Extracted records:

***

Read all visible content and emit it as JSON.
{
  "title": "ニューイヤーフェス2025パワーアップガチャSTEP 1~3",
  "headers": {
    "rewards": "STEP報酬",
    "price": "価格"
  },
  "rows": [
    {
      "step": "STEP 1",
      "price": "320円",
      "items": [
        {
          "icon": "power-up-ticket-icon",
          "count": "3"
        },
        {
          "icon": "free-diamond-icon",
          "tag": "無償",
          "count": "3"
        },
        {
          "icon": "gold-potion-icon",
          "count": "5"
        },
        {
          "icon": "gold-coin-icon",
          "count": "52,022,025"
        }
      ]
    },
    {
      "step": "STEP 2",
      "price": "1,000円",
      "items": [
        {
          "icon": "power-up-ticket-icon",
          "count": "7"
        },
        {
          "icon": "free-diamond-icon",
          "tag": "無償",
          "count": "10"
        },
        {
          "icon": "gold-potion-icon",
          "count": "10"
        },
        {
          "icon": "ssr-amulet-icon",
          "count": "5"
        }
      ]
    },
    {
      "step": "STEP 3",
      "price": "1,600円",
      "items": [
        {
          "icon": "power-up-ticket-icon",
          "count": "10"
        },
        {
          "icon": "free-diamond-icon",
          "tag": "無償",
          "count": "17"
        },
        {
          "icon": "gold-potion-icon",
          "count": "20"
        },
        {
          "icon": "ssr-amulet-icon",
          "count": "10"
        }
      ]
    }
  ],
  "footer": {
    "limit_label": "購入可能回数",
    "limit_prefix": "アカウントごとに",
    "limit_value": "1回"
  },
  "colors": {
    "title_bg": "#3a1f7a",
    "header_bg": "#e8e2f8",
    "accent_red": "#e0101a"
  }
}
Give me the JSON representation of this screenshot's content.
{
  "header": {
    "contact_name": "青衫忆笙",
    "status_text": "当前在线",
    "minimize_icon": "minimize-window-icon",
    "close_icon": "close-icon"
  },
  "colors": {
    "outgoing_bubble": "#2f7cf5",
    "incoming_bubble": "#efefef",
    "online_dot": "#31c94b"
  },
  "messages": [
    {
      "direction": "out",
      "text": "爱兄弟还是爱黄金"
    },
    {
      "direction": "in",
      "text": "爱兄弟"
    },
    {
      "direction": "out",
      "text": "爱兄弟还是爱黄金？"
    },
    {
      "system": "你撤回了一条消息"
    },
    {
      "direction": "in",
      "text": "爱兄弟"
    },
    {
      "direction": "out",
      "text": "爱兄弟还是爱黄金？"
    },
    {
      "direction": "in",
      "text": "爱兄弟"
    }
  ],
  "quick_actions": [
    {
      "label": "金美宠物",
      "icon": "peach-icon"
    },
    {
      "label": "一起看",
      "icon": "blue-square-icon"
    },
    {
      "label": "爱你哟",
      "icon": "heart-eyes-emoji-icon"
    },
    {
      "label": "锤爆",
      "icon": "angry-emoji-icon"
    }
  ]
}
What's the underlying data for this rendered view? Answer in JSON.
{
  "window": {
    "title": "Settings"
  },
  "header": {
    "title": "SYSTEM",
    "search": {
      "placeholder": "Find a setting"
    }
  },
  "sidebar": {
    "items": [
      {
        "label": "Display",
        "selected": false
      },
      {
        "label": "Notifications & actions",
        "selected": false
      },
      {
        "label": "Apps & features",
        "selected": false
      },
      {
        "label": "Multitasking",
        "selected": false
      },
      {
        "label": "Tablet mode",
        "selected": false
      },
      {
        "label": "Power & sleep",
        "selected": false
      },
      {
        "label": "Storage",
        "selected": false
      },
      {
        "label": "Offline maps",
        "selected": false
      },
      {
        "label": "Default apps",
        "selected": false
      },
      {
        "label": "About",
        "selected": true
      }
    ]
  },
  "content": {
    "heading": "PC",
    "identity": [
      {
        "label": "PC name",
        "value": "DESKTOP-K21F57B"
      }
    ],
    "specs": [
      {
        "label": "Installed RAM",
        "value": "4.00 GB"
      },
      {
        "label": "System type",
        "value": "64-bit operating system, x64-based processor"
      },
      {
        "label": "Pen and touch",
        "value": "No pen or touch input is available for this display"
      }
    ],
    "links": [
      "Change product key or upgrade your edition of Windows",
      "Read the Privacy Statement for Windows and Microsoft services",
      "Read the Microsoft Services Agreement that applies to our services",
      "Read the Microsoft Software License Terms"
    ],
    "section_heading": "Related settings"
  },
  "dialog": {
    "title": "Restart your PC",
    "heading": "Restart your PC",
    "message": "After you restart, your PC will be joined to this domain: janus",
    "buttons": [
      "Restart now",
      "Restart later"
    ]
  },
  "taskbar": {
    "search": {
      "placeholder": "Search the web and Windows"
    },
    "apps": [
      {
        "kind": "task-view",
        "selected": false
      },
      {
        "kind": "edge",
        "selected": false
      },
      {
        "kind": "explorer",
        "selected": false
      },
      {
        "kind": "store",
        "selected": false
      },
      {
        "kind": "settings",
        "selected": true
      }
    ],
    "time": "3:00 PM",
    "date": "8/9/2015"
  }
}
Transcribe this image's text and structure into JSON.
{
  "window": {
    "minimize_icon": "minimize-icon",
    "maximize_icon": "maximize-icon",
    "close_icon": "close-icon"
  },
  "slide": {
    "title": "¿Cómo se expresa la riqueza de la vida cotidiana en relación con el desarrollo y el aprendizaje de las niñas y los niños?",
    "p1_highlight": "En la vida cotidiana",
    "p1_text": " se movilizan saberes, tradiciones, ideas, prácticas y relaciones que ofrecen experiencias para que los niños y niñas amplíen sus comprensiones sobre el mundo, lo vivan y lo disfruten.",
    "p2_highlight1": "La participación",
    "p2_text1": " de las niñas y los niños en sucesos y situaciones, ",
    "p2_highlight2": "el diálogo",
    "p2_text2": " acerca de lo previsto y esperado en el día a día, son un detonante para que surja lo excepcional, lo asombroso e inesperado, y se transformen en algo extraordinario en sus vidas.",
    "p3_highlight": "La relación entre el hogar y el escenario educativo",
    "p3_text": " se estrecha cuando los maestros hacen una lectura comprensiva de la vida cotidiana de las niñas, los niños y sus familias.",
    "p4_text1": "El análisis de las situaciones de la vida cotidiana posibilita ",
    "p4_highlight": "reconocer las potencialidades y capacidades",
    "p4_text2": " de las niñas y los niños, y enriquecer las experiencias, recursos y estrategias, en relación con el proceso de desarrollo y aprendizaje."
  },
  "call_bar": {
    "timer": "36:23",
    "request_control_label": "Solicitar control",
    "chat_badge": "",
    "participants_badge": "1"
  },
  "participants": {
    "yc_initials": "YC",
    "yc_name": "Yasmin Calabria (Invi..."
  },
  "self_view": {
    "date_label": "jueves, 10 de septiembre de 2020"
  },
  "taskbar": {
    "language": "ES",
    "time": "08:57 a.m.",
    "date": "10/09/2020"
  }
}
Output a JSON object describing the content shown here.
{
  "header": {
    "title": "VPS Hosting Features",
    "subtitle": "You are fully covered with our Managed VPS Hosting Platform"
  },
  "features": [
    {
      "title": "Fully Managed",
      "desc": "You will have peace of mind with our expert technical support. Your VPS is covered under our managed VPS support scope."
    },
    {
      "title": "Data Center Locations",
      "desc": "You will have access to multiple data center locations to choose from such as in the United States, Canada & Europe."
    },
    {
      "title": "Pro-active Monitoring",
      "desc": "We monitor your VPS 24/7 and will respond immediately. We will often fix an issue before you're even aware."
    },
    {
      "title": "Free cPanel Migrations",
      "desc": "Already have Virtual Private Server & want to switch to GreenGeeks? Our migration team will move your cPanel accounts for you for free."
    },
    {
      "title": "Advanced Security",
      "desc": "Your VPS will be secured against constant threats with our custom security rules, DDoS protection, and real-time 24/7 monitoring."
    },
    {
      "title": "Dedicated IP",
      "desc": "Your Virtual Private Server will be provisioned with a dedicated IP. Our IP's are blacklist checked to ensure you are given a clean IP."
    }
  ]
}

***

Aim of the exercise =>
Begin with the line containing "Output a JSON" and repeat each line exactly until the records above end.

Correct result =>
Output a JSON object describing the content shown here.
{
  "header": {
    "title": "VPS Hosting Features",
    "subtitle": "You are fully covered with our Managed VPS Hosting Platform"
  },
  "features": [
    {
      "title": "Fully Managed",
      "desc": "You will have peace of mind with our expert technical support. Your VPS is covered under our managed VPS support scope."
    },
    {
      "title": "Data Center Locations",
      "desc": "You will have access to multiple data center locations to choose from such as in the United States, Canada & Europe."
    },
    {
      "title": "Pro-active Monitoring",
      "desc": "We monitor your VPS 24/7 and will respond immediately. We will often fix an issue before you're even aware."
    },
    {
      "title": "Free cPanel Migrations",
      "desc": "Already have Virtual Private Server & want to switch to GreenGeeks? Our migration team will move your cPanel accounts for you for free."
    },
    {
      "title": "Advanced Security",
      "desc": "Your VPS will be secured against constant threats with our custom security rules, DDoS protection, and real-time 24/7 monitoring."
    },
    {
      "title": "Dedicated IP",
      "desc": "Your Virtual Private Server will be provisioned with a dedicated IP. Our IP's are blacklist checked to ensure you are given a clean IP."
    }
  ]
}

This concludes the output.